Sift the listing for lines that hold the string "this" and pull them out.
++++++
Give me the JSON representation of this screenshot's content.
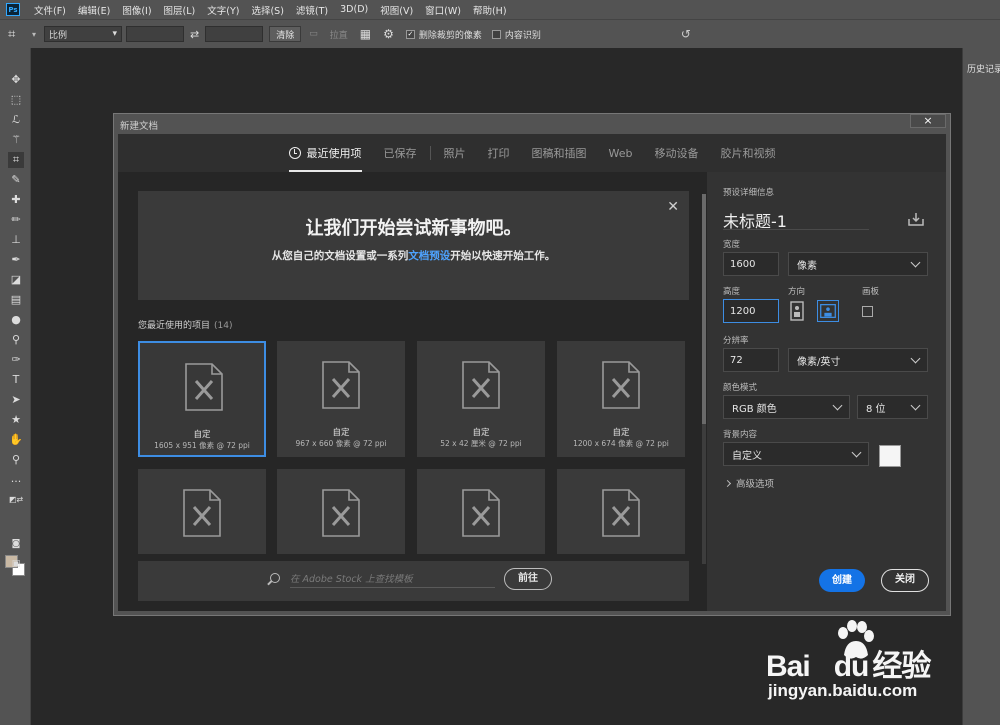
{
  "app": {
    "logo": "Ps"
  },
  "menu": [
    "文件(F)",
    "编辑(E)",
    "图像(I)",
    "图层(L)",
    "文字(Y)",
    "选择(S)",
    "滤镜(T)",
    "3D(D)",
    "视图(V)",
    "窗口(W)",
    "帮助(H)"
  ],
  "options": {
    "ratio_select": "比例",
    "clear_label": "清除",
    "straighten_label": "拉直",
    "delete_cropped_label": "删除裁剪的像素",
    "delete_cropped_checked": true,
    "content_aware_label": "内容识别",
    "content_aware_checked": false
  },
  "right_panel": {
    "tab": "历史记录"
  },
  "dialog": {
    "title": "新建文档",
    "close_symbol": "×",
    "tabs": [
      {
        "label": "最近使用项",
        "active": true
      },
      {
        "label": "已保存"
      },
      {
        "label": "照片"
      },
      {
        "label": "打印"
      },
      {
        "label": "图稿和插图"
      },
      {
        "label": "Web"
      },
      {
        "label": "移动设备"
      },
      {
        "label": "胶片和视频"
      }
    ],
    "banner": {
      "title": "让我们开始尝试新事物吧。",
      "sub_before": "从您自己的文档设置或一系列",
      "sub_link": "文档预设",
      "sub_after": "开始以快速开始工作。",
      "close_symbol": "✕"
    },
    "recent": {
      "label": "您最近使用的项目",
      "count": "(14)",
      "items": [
        {
          "name": "自定",
          "desc": "1605 x 951 像素 @ 72 ppi",
          "selected": true
        },
        {
          "name": "自定",
          "desc": "967 x 660 像素 @ 72 ppi"
        },
        {
          "name": "自定",
          "desc": "52 x 42 厘米 @ 72 ppi"
        },
        {
          "name": "自定",
          "desc": "1200 x 674 像素 @ 72 ppi"
        },
        {
          "name": "",
          "desc": ""
        },
        {
          "name": "",
          "desc": ""
        },
        {
          "name": "",
          "desc": ""
        },
        {
          "name": "",
          "desc": ""
        }
      ]
    },
    "stock": {
      "placeholder": "在 Adobe Stock 上查找模板",
      "button": "前往"
    },
    "details": {
      "section_label": "预设详细信息",
      "doc_title": "未标题-1",
      "width_label": "宽度",
      "width_value": "1600",
      "width_unit": "像素",
      "height_label": "高度",
      "height_value": "1200",
      "orientation_label": "方向",
      "artboard_label": "画板",
      "resolution_label": "分辨率",
      "resolution_value": "72",
      "resolution_unit": "像素/英寸",
      "color_mode_label": "颜色模式",
      "color_mode_value": "RGB 颜色",
      "bit_depth_value": "8 位",
      "background_label": "背景内容",
      "background_value": "自定义",
      "background_color": "#f5f5f5",
      "advanced_label": "高级选项",
      "create_label": "创建",
      "close_label": "关闭"
    }
  },
  "watermark": {
    "brand": "Bai",
    "brand_du": "du",
    "cn": "经验",
    "url": "jingyan.baidu.com"
  },
  "colors": {
    "accent": "#1473e6",
    "link": "#4ea3ff",
    "selection": "#3d8de3",
    "foreground_swatch": "#c9b9a4",
    "background_swatch": "#ffffff"
  }
}
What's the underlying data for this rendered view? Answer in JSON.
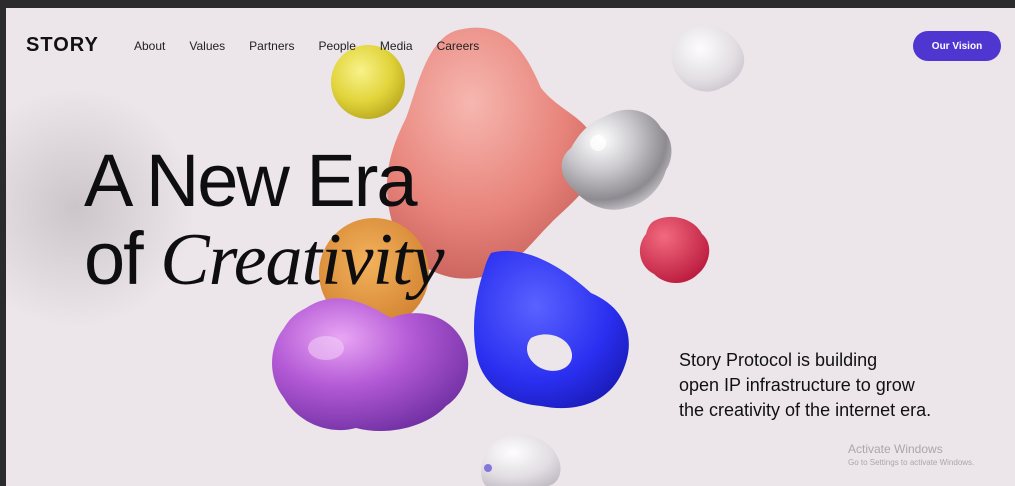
{
  "brand": {
    "logo": "STORY"
  },
  "nav": {
    "items": [
      "About",
      "Values",
      "Partners",
      "People",
      "Media",
      "Careers"
    ],
    "cta": "Our Vision"
  },
  "hero": {
    "line1": "A New Era",
    "line2_plain": "of ",
    "line2_italic": "Creativity"
  },
  "description": {
    "line1": "Story Protocol is building",
    "line2": "open IP infrastructure to grow",
    "line3": "the creativity of the internet era."
  },
  "watermark": {
    "title": "Activate Windows",
    "subtitle": "Go to Settings to activate Windows."
  },
  "colors": {
    "accent": "#5036d1",
    "background": "#ece6ea",
    "text": "#0e0e10"
  }
}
++++++
| Solution |
Give me the JSON representation of this screenshot's content.
What's the underlying data for this rendered view? Answer in JSON.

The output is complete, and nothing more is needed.